■ EXERCISE PROMPT
Copy every record below exactly as written, but leave out the pictures.

■ GIVEN ENTRIES
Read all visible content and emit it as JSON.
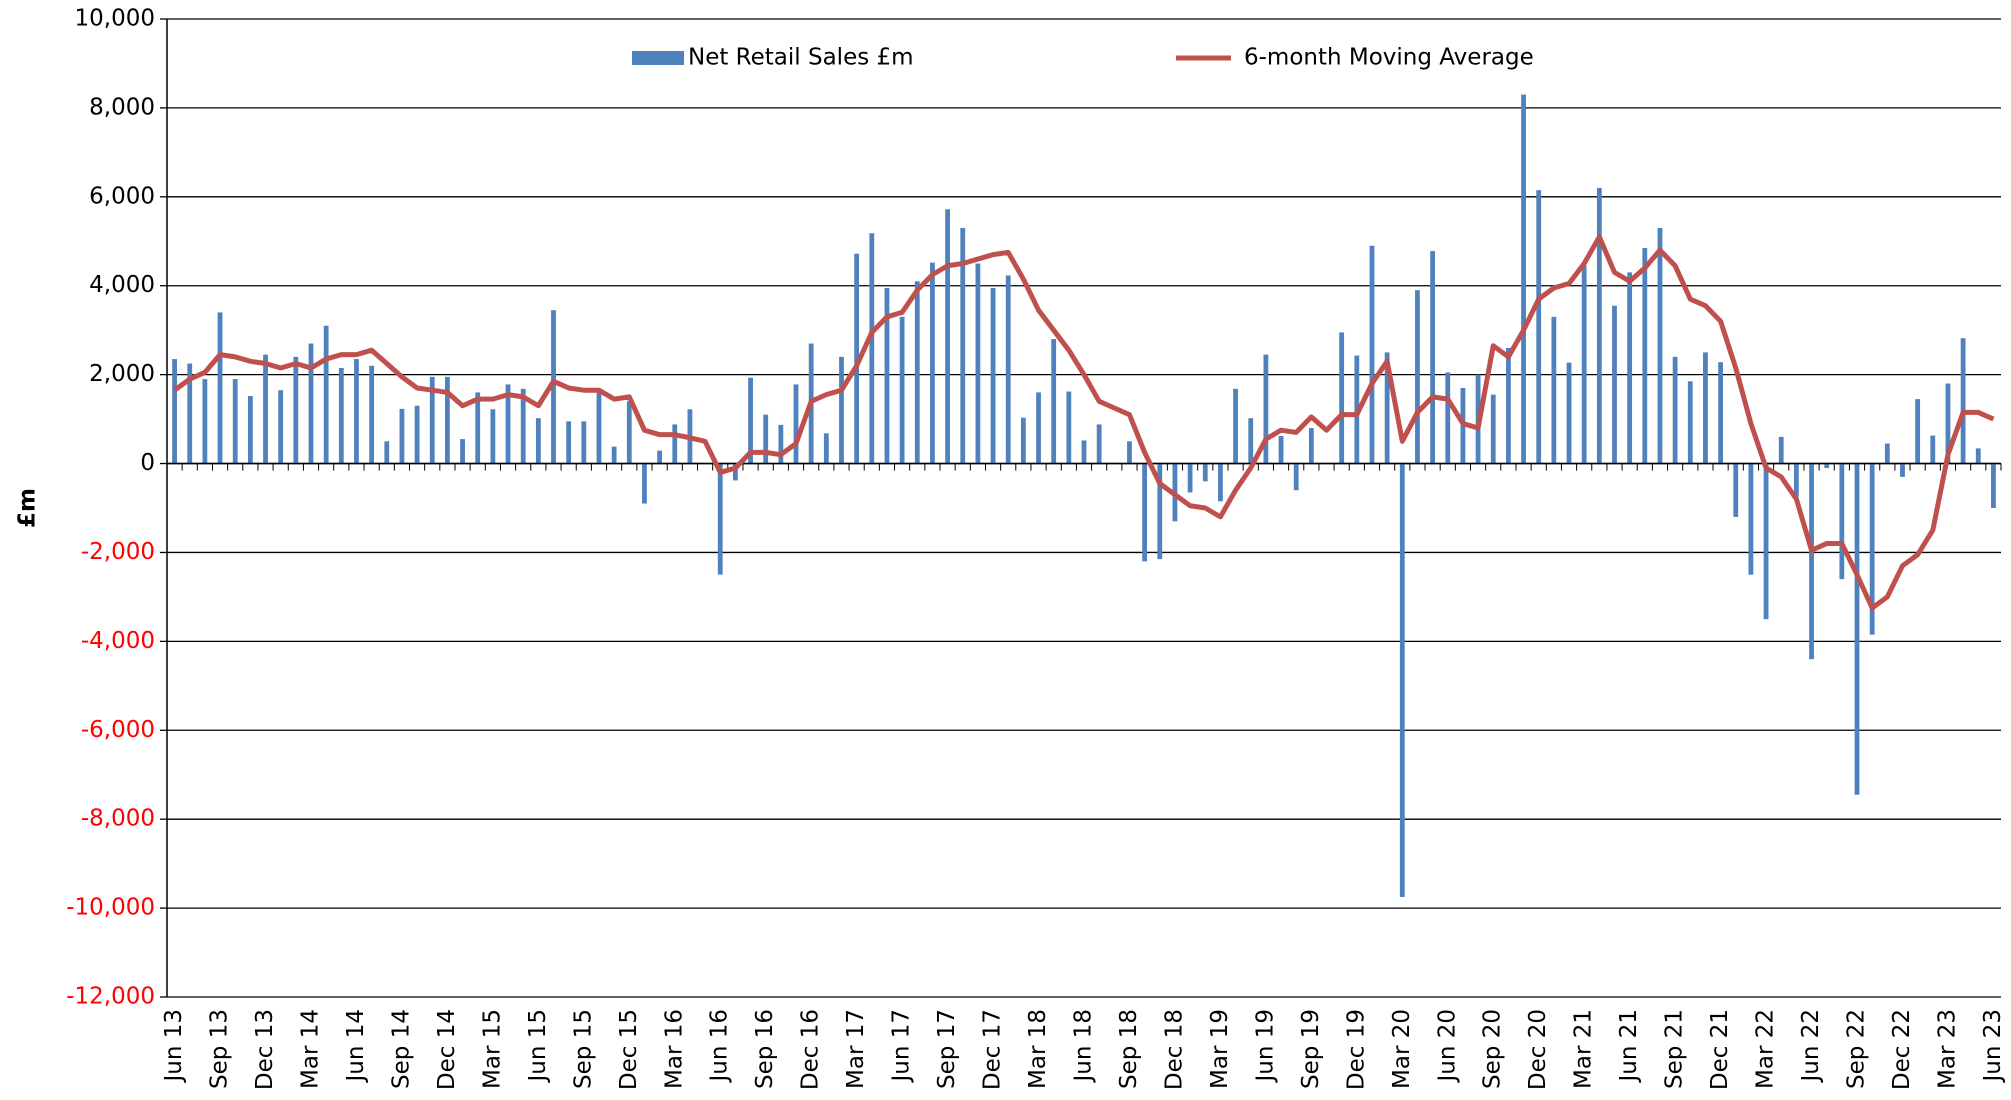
{
  "chart_data": {
    "type": "bar_line",
    "y_label": "£m",
    "categories": [
      "Jun 13",
      null,
      null,
      "Sep 13",
      null,
      null,
      "Dec 13",
      null,
      null,
      "Mar 14",
      null,
      null,
      "Jun 14",
      null,
      null,
      "Sep 14",
      null,
      null,
      "Dec 14",
      null,
      null,
      "Mar 15",
      null,
      null,
      "Jun 15",
      null,
      null,
      "Sep 15",
      null,
      null,
      "Dec 15",
      null,
      null,
      "Mar 16",
      null,
      null,
      "Jun 16",
      null,
      null,
      "Sep 16",
      null,
      null,
      "Dec 16",
      null,
      null,
      "Mar 17",
      null,
      null,
      "Jun 17",
      null,
      null,
      "Sep 17",
      null,
      null,
      "Dec 17",
      null,
      null,
      "Mar 18",
      null,
      null,
      "Jun 18",
      null,
      null,
      "Sep 18",
      null,
      null,
      "Dec 18",
      null,
      null,
      "Mar 19",
      null,
      null,
      "Jun 19",
      null,
      null,
      "Sep 19",
      null,
      null,
      "Dec 19",
      null,
      null,
      "Mar 20",
      null,
      null,
      "Jun 20",
      null,
      null,
      "Sep 20",
      null,
      null,
      "Dec 20",
      null,
      null,
      "Mar 21",
      null,
      null,
      "Jun 21",
      null,
      null,
      "Sep 21",
      null,
      null,
      "Dec 21",
      null,
      null,
      "Mar 22",
      null,
      null,
      "Jun 22",
      null,
      null,
      "Sep 22",
      null,
      null,
      "Dec 22",
      null,
      null,
      "Mar 23",
      null,
      null,
      "Jun 23"
    ],
    "series": [
      {
        "name": "Net Retail Sales £m",
        "type": "bar",
        "color": "#4f81bd",
        "values": [
          2350,
          2250,
          1900,
          3400,
          1900,
          1520,
          2450,
          1650,
          2400,
          2700,
          3100,
          2150,
          2350,
          2200,
          500,
          1230,
          1300,
          1950,
          1950,
          550,
          1600,
          1220,
          1780,
          1680,
          1020,
          3450,
          950,
          950,
          1600,
          380,
          1400,
          -900,
          290,
          880,
          1220,
          0,
          -2500,
          -380,
          1930,
          1100,
          870,
          1780,
          2700,
          680,
          2400,
          4720,
          5180,
          3950,
          3300,
          4100,
          4520,
          5720,
          5300,
          4500,
          3950,
          4230,
          1030,
          1600,
          2800,
          1620,
          520,
          880,
          0,
          500,
          -2200,
          -2150,
          -1300,
          -650,
          -400,
          -850,
          1680,
          1020,
          2450,
          620,
          -600,
          800,
          0,
          2950,
          2430,
          4900,
          2500,
          -9750,
          3900,
          4780,
          2050,
          1700,
          2000,
          1550,
          2600,
          8300,
          6150,
          3300,
          2270,
          4450,
          6200,
          3550,
          4300,
          4850,
          5300,
          2400,
          1850,
          2500,
          2280,
          -1200,
          -2500,
          -3500,
          600,
          -750,
          -4400,
          -100,
          -2600,
          -7450,
          -3850,
          450,
          -300,
          1450,
          630,
          1800,
          2820,
          340,
          -1000
        ]
      },
      {
        "name": "6-month Moving Average",
        "type": "line",
        "color": "#c0504d",
        "values": [
          1650,
          1900,
          2050,
          2450,
          2400,
          2300,
          2250,
          2150,
          2250,
          2150,
          2350,
          2450,
          2450,
          2550,
          2250,
          1950,
          1700,
          1650,
          1600,
          1300,
          1450,
          1450,
          1550,
          1500,
          1300,
          1850,
          1700,
          1650,
          1650,
          1450,
          1500,
          750,
          650,
          650,
          580,
          500,
          -200,
          -100,
          250,
          250,
          200,
          450,
          1400,
          1550,
          1650,
          2200,
          2950,
          3300,
          3400,
          3900,
          4250,
          4450,
          4500,
          4600,
          4700,
          4750,
          4150,
          3450,
          3000,
          2550,
          2000,
          1400,
          1250,
          1100,
          250,
          -450,
          -700,
          -950,
          -1000,
          -1200,
          -600,
          -100,
          550,
          750,
          700,
          1050,
          750,
          1100,
          1100,
          1800,
          2300,
          500,
          1150,
          1500,
          1450,
          900,
          800,
          2650,
          2400,
          3000,
          3700,
          3950,
          4050,
          4500,
          5100,
          4300,
          4100,
          4400,
          4800,
          4450,
          3700,
          3550,
          3200,
          2150,
          900,
          -100,
          -300,
          -800,
          -1950,
          -1800,
          -1800,
          -2500,
          -3250,
          -3000,
          -2300,
          -2050,
          -1500,
          200,
          1150,
          1150,
          1000
        ]
      }
    ],
    "ylim": [
      -12000,
      10000
    ],
    "yticks": [
      {
        "value": -12000,
        "label": "-12,000"
      },
      {
        "value": -10000,
        "label": "-10,000"
      },
      {
        "value": -8000,
        "label": "-8,000"
      },
      {
        "value": -6000,
        "label": "-6,000"
      },
      {
        "value": -4000,
        "label": "-4,000"
      },
      {
        "value": -2000,
        "label": "-2,000"
      },
      0,
      {
        "value": 2000,
        "label": "2,000"
      },
      {
        "value": 4000,
        "label": "4,000"
      },
      {
        "value": 6000,
        "label": "6,000"
      },
      {
        "value": 8000,
        "label": "8,000"
      },
      {
        "value": 10000,
        "label": "10,000"
      }
    ],
    "grid": true,
    "grid_color": "#000000",
    "tick_label_color": "#000000",
    "negative_tick_label_color": "#ff0000",
    "legend": "top"
  }
}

■ OUTPUT FOR THIS EXERCISE
Read all visible content and emit it as JSON.
{
  "chart_data": {
    "type": "bar_line",
    "y_label": "£m",
    "categories": [
      "Jun 13",
      null,
      null,
      "Sep 13",
      null,
      null,
      "Dec 13",
      null,
      null,
      "Mar 14",
      null,
      null,
      "Jun 14",
      null,
      null,
      "Sep 14",
      null,
      null,
      "Dec 14",
      null,
      null,
      "Mar 15",
      null,
      null,
      "Jun 15",
      null,
      null,
      "Sep 15",
      null,
      null,
      "Dec 15",
      null,
      null,
      "Mar 16",
      null,
      null,
      "Jun 16",
      null,
      null,
      "Sep 16",
      null,
      null,
      "Dec 16",
      null,
      null,
      "Mar 17",
      null,
      null,
      "Jun 17",
      null,
      null,
      "Sep 17",
      null,
      null,
      "Dec 17",
      null,
      null,
      "Mar 18",
      null,
      null,
      "Jun 18",
      null,
      null,
      "Sep 18",
      null,
      null,
      "Dec 18",
      null,
      null,
      "Mar 19",
      null,
      null,
      "Jun 19",
      null,
      null,
      "Sep 19",
      null,
      null,
      "Dec 19",
      null,
      null,
      "Mar 20",
      null,
      null,
      "Jun 20",
      null,
      null,
      "Sep 20",
      null,
      null,
      "Dec 20",
      null,
      null,
      "Mar 21",
      null,
      null,
      "Jun 21",
      null,
      null,
      "Sep 21",
      null,
      null,
      "Dec 21",
      null,
      null,
      "Mar 22",
      null,
      null,
      "Jun 22",
      null,
      null,
      "Sep 22",
      null,
      null,
      "Dec 22",
      null,
      null,
      "Mar 23",
      null,
      null,
      "Jun 23"
    ],
    "series": [
      {
        "name": "Net Retail Sales £m",
        "type": "bar",
        "color": "#4f81bd",
        "values": [
          2350,
          2250,
          1900,
          3400,
          1900,
          1520,
          2450,
          1650,
          2400,
          2700,
          3100,
          2150,
          2350,
          2200,
          500,
          1230,
          1300,
          1950,
          1950,
          550,
          1600,
          1220,
          1780,
          1680,
          1020,
          3450,
          950,
          950,
          1600,
          380,
          1400,
          -900,
          290,
          880,
          1220,
          0,
          -2500,
          -380,
          1930,
          1100,
          870,
          1780,
          2700,
          680,
          2400,
          4720,
          5180,
          3950,
          3300,
          4100,
          4520,
          5720,
          5300,
          4500,
          3950,
          4230,
          1030,
          1600,
          2800,
          1620,
          520,
          880,
          0,
          500,
          -2200,
          -2150,
          -1300,
          -650,
          -400,
          -850,
          1680,
          1020,
          2450,
          620,
          -600,
          800,
          0,
          2950,
          2430,
          4900,
          2500,
          -9750,
          3900,
          4780,
          2050,
          1700,
          2000,
          1550,
          2600,
          8300,
          6150,
          3300,
          2270,
          4450,
          6200,
          3550,
          4300,
          4850,
          5300,
          2400,
          1850,
          2500,
          2280,
          -1200,
          -2500,
          -3500,
          600,
          -750,
          -4400,
          -100,
          -2600,
          -7450,
          -3850,
          450,
          -300,
          1450,
          630,
          1800,
          2820,
          340,
          -1000
        ]
      },
      {
        "name": "6-month Moving Average",
        "type": "line",
        "color": "#c0504d",
        "values": [
          1650,
          1900,
          2050,
          2450,
          2400,
          2300,
          2250,
          2150,
          2250,
          2150,
          2350,
          2450,
          2450,
          2550,
          2250,
          1950,
          1700,
          1650,
          1600,
          1300,
          1450,
          1450,
          1550,
          1500,
          1300,
          1850,
          1700,
          1650,
          1650,
          1450,
          1500,
          750,
          650,
          650,
          580,
          500,
          -200,
          -100,
          250,
          250,
          200,
          450,
          1400,
          1550,
          1650,
          2200,
          2950,
          3300,
          3400,
          3900,
          4250,
          4450,
          4500,
          4600,
          4700,
          4750,
          4150,
          3450,
          3000,
          2550,
          2000,
          1400,
          1250,
          1100,
          250,
          -450,
          -700,
          -950,
          -1000,
          -1200,
          -600,
          -100,
          550,
          750,
          700,
          1050,
          750,
          1100,
          1100,
          1800,
          2300,
          500,
          1150,
          1500,
          1450,
          900,
          800,
          2650,
          2400,
          3000,
          3700,
          3950,
          4050,
          4500,
          5100,
          4300,
          4100,
          4400,
          4800,
          4450,
          3700,
          3550,
          3200,
          2150,
          900,
          -100,
          -300,
          -800,
          -1950,
          -1800,
          -1800,
          -2500,
          -3250,
          -3000,
          -2300,
          -2050,
          -1500,
          200,
          1150,
          1150,
          1000
        ]
      }
    ],
    "ylim": [
      -12000,
      10000
    ],
    "yticks": [
      {
        "value": -12000,
        "label": "-12,000"
      },
      {
        "value": -10000,
        "label": "-10,000"
      },
      {
        "value": -8000,
        "label": "-8,000"
      },
      {
        "value": -6000,
        "label": "-6,000"
      },
      {
        "value": -4000,
        "label": "-4,000"
      },
      {
        "value": -2000,
        "label": "-2,000"
      },
      0,
      {
        "value": 2000,
        "label": "2,000"
      },
      {
        "value": 4000,
        "label": "4,000"
      },
      {
        "value": 6000,
        "label": "6,000"
      },
      {
        "value": 8000,
        "label": "8,000"
      },
      {
        "value": 10000,
        "label": "10,000"
      }
    ],
    "grid": true,
    "grid_color": "#000000",
    "tick_label_color": "#000000",
    "negative_tick_label_color": "#ff0000",
    "legend": "top"
  }
}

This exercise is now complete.